Repeat each entry in full, exactly.

-------

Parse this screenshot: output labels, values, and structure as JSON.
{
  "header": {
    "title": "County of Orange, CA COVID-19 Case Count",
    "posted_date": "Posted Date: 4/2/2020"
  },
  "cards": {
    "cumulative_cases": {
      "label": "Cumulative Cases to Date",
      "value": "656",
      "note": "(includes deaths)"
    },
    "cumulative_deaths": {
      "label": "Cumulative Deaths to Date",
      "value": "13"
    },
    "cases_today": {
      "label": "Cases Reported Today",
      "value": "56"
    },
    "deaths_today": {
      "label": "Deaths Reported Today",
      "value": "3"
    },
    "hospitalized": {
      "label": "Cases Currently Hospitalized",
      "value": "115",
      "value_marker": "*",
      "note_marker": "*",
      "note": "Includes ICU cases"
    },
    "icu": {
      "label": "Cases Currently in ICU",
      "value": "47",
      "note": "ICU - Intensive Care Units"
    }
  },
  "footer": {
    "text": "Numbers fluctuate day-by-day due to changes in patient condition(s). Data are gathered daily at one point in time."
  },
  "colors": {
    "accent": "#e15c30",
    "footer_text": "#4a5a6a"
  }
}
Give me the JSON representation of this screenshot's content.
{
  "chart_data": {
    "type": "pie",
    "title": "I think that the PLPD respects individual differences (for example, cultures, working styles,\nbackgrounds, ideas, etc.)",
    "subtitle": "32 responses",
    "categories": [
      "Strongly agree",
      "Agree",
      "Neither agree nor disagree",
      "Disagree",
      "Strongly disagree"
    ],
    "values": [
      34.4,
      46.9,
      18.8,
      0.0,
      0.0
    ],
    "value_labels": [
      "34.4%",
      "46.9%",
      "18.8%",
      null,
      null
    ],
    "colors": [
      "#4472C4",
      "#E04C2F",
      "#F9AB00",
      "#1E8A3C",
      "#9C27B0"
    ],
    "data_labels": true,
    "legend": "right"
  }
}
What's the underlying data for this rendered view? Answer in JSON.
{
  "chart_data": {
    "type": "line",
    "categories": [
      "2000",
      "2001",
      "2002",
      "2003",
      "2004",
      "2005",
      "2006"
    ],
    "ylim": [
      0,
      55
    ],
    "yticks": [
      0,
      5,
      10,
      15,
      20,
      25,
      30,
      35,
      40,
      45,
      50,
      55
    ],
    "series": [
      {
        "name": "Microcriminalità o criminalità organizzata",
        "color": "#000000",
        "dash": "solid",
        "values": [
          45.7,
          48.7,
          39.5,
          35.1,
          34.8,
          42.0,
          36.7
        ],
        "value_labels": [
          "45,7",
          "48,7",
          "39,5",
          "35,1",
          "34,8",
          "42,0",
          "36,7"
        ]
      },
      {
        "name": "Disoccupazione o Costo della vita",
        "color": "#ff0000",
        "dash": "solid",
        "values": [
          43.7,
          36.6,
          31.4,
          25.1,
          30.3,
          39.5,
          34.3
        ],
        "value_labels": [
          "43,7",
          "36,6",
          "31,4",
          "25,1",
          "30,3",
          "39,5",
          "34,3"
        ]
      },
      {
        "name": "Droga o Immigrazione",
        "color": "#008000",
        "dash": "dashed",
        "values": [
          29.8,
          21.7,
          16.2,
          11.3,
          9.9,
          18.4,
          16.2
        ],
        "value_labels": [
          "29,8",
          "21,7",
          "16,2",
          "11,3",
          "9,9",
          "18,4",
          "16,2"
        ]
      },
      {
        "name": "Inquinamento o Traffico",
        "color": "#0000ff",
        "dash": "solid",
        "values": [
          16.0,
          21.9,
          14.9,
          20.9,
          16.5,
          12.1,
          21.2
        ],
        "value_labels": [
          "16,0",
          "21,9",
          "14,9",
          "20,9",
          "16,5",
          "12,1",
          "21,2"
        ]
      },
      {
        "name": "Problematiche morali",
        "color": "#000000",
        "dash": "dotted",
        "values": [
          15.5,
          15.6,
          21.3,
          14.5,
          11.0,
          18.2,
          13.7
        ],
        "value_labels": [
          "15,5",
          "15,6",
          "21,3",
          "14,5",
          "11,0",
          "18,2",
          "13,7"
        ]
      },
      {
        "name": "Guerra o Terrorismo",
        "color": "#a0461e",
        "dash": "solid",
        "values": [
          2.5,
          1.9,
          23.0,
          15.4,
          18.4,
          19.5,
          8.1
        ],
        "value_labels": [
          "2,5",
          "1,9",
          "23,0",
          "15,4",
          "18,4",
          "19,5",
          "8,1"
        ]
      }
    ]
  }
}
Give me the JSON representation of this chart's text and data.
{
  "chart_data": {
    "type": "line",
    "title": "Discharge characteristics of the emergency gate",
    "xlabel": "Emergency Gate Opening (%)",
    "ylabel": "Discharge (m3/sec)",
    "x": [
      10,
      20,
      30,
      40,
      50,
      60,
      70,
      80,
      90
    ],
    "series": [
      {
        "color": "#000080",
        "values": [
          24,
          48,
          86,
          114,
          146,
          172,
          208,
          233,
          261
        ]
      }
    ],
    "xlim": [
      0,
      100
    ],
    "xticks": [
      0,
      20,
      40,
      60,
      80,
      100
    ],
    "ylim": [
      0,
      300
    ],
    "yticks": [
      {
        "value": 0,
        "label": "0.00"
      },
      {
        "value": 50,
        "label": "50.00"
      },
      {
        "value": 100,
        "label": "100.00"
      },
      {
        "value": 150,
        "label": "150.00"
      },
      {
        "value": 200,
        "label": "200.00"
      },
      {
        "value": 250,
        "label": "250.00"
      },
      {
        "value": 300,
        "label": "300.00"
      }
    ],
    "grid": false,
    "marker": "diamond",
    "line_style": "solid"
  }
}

-------

* Completed exercise:
Parse this screenshot: output labels, values, and structure as JSON.
{
  "header": {
    "title": "County of Orange, CA COVID-19 Case Count",
    "posted_date": "Posted Date: 4/2/2020"
  },
  "cards": {
    "cumulative_cases": {
      "label": "Cumulative Cases to Date",
      "value": "656",
      "note": "(includes deaths)"
    },
    "cumulative_deaths": {
      "label": "Cumulative Deaths to Date",
      "value": "13"
    },
    "cases_today": {
      "label": "Cases Reported Today",
      "value": "56"
    },
    "deaths_today": {
      "label": "Deaths Reported Today",
      "value": "3"
    },
    "hospitalized": {
      "label": "Cases Currently Hospitalized",
      "value": "115",
      "value_marker": "*",
      "note_marker": "*",
      "note": "Includes ICU cases"
    },
    "icu": {
      "label": "Cases Currently in ICU",
      "value": "47",
      "note": "ICU - Intensive Care Units"
    }
  },
  "footer": {
    "text": "Numbers fluctuate day-by-day due to changes in patient condition(s). Data are gathered daily at one point in time."
  },
  "colors": {
    "accent": "#e15c30",
    "footer_text": "#4a5a6a"
  }
}
Give me the JSON representation of this screenshot's content.
{
  "chart_data": {
    "type": "pie",
    "title": "I think that the PLPD respects individual differences (for example, cultures, working styles,\nbackgrounds, ideas, etc.)",
    "subtitle": "32 responses",
    "categories": [
      "Strongly agree",
      "Agree",
      "Neither agree nor disagree",
      "Disagree",
      "Strongly disagree"
    ],
    "values": [
      34.4,
      46.9,
      18.8,
      0.0,
      0.0
    ],
    "value_labels": [
      "34.4%",
      "46.9%",
      "18.8%",
      null,
      null
    ],
    "colors": [
      "#4472C4",
      "#E04C2F",
      "#F9AB00",
      "#1E8A3C",
      "#9C27B0"
    ],
    "data_labels": true,
    "legend": "right"
  }
}
What's the underlying data for this rendered view? Answer in JSON.
{
  "chart_data": {
    "type": "line",
    "categories": [
      "2000",
      "2001",
      "2002",
      "2003",
      "2004",
      "2005",
      "2006"
    ],
    "ylim": [
      0,
      55
    ],
    "yticks": [
      0,
      5,
      10,
      15,
      20,
      25,
      30,
      35,
      40,
      45,
      50,
      55
    ],
    "series": [
      {
        "name": "Microcriminalità o criminalità organizzata",
        "color": "#000000",
        "dash": "solid",
        "values": [
          45.7,
          48.7,
          39.5,
          35.1,
          34.8,
          42.0,
          36.7
        ],
        "value_labels": [
          "45,7",
          "48,7",
          "39,5",
          "35,1",
          "34,8",
          "42,0",
          "36,7"
        ]
      },
      {
        "name": "Disoccupazione o Costo della vita",
        "color": "#ff0000",
        "dash": "solid",
        "values": [
          43.7,
          36.6,
          31.4,
          25.1,
          30.3,
          39.5,
          34.3
        ],
        "value_labels": [
          "43,7",
          "36,6",
          "31,4",
          "25,1",
          "30,3",
          "39,5",
          "34,3"
        ]
      },
      {
        "name": "Droga o Immigrazione",
        "color": "#008000",
        "dash": "dashed",
        "values": [
          29.8,
          21.7,
          16.2,
          11.3,
          9.9,
          18.4,
          16.2
        ],
        "value_labels": [
          "29,8",
          "21,7",
          "16,2",
          "11,3",
          "9,9",
          "18,4",
          "16,2"
        ]
      },
      {
        "name": "Inquinamento o Traffico",
        "color": "#0000ff",
        "dash": "solid",
        "values": [
          16.0,
          21.9,
          14.9,
          20.9,
          16.5,
          12.1,
          21.2
        ],
        "value_labels": [
          "16,0",
          "21,9",
          "14,9",
          "20,9",
          "16,5",
          "12,1",
          "21,2"
        ]
      },
      {
        "name": "Problematiche morali",
        "color": "#000000",
        "dash": "dotted",
        "values": [
          15.5,
          15.6,
          21.3,
          14.5,
          11.0,
          18.2,
          13.7
        ],
        "value_labels": [
          "15,5",
          "15,6",
          "21,3",
          "14,5",
          "11,0",
          "18,2",
          "13,7"
        ]
      },
      {
        "name": "Guerra o Terrorismo",
        "color": "#a0461e",
        "dash": "solid",
        "values": [
          2.5,
          1.9,
          23.0,
          15.4,
          18.4,
          19.5,
          8.1
        ],
        "value_labels": [
          "2,5",
          "1,9",
          "23,0",
          "15,4",
          "18,4",
          "19,5",
          "8,1"
        ]
      }
    ]
  }
}
Give me the JSON representation of this chart's text and data.
{
  "chart_data": {
    "type": "line",
    "title": "Discharge characteristics of the emergency gate",
    "xlabel": "Emergency Gate Opening (%)",
    "ylabel": "Discharge (m3/sec)",
    "x": [
      10,
      20,
      30,
      40,
      50,
      60,
      70,
      80,
      90
    ],
    "series": [
      {
        "color": "#000080",
        "values": [
          24,
          48,
          86,
          114,
          146,
          172,
          208,
          233,
          261
        ]
      }
    ],
    "xlim": [
      0,
      100
    ],
    "xticks": [
      0,
      20,
      40,
      60,
      80,
      100
    ],
    "ylim": [
      0,
      300
    ],
    "yticks": [
      {
        "value": 0,
        "label": "0.00"
      },
      {
        "value": 50,
        "label": "50.00"
      },
      {
        "value": 100,
        "label": "100.00"
      },
      {
        "value": 150,
        "label": "150.00"
      },
      {
        "value": 200,
        "label": "200.00"
      },
      {
        "value": 250,
        "label": "250.00"
      },
      {
        "value": 300,
        "label": "300.00"
      }
    ],
    "grid": false,
    "marker": "diamond",
    "line_style": "solid"
  }
}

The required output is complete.